**Task requirements**.
Retype everything from the row that contains "y-tick-label: 0.08 [562, 741, 587, 756]" down to the row that contains "x-tick-label: 2092 [477, 666, 506, 681]", both included, exactly as they appear.

Layout records:

—————

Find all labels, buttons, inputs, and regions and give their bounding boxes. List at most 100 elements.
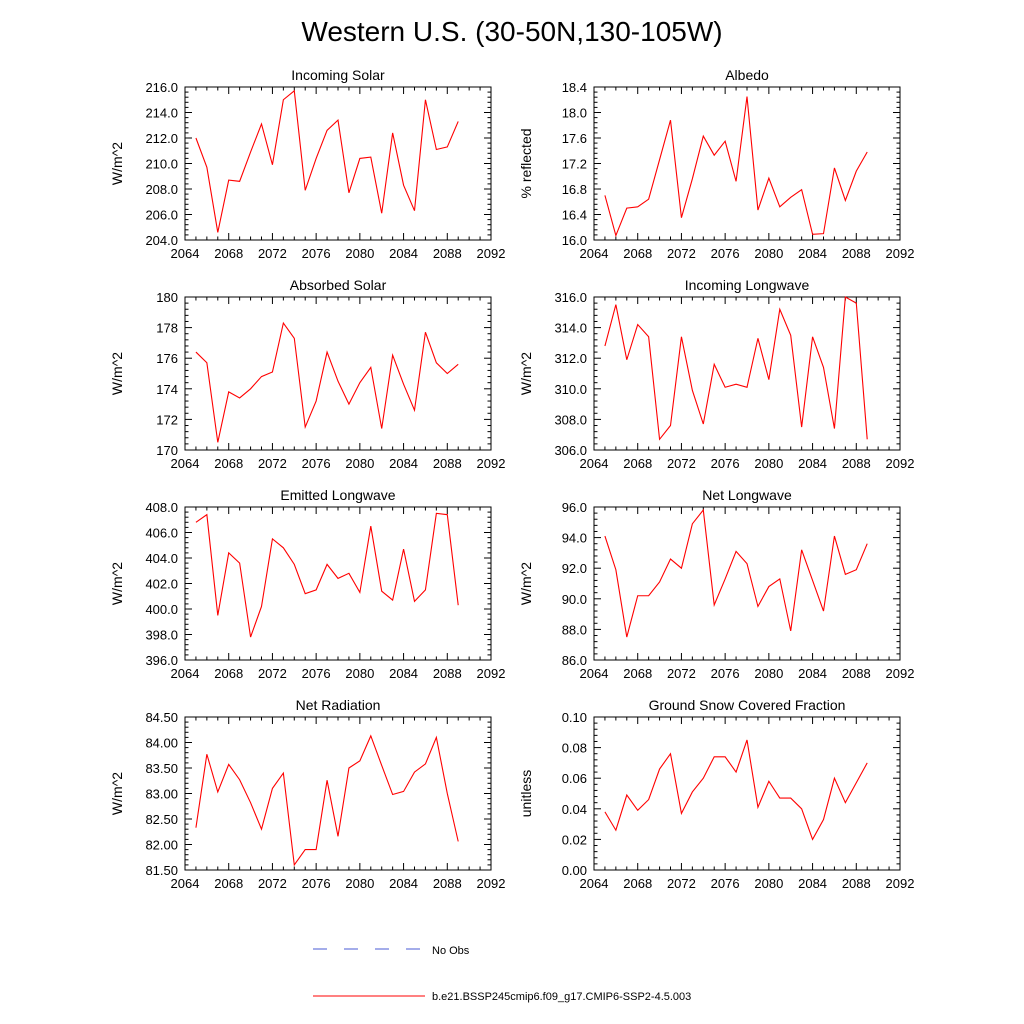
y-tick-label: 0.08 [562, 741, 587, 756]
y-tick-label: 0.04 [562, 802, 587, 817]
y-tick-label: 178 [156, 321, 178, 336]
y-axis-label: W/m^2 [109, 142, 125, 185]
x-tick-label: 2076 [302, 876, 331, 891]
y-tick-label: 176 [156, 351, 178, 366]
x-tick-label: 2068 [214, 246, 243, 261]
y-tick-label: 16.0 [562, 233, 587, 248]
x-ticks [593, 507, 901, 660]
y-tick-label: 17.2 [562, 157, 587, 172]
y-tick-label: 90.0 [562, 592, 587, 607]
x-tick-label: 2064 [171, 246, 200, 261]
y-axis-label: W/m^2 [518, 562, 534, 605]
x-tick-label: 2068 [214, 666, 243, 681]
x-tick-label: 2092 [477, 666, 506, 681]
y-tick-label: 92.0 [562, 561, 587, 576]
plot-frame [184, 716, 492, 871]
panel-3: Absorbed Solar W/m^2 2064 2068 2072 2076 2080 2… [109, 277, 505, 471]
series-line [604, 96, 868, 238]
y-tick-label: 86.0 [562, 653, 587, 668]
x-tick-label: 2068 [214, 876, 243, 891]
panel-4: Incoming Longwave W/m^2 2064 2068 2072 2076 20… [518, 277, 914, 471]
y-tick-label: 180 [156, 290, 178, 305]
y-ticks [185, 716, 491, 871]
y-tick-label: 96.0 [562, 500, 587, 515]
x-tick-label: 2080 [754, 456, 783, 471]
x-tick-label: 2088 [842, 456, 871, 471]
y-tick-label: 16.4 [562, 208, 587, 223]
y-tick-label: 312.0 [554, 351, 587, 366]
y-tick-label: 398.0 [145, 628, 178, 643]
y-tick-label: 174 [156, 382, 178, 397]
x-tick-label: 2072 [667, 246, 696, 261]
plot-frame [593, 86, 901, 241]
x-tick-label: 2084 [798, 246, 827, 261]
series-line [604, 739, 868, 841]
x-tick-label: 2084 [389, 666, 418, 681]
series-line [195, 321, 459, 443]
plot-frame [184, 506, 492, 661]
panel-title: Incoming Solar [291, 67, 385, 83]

—————

**Task result**.
y-tick-label: 0.08 [562, 741, 587, 756]
y-tick-label: 0.04 [562, 802, 587, 817]
y-tick-label: 178 [156, 321, 178, 336]
y-axis-label: W/m^2 [109, 142, 125, 185]
x-tick-label: 2076 [302, 876, 331, 891]
y-tick-label: 176 [156, 351, 178, 366]
x-tick-label: 2068 [214, 246, 243, 261]
y-tick-label: 16.0 [562, 233, 587, 248]
x-ticks [593, 507, 901, 660]
y-tick-label: 17.2 [562, 157, 587, 172]
y-tick-label: 90.0 [562, 592, 587, 607]
x-tick-label: 2064 [171, 246, 200, 261]
y-axis-label: W/m^2 [518, 562, 534, 605]
x-tick-label: 2068 [214, 666, 243, 681]
x-tick-label: 2092 [477, 666, 506, 681]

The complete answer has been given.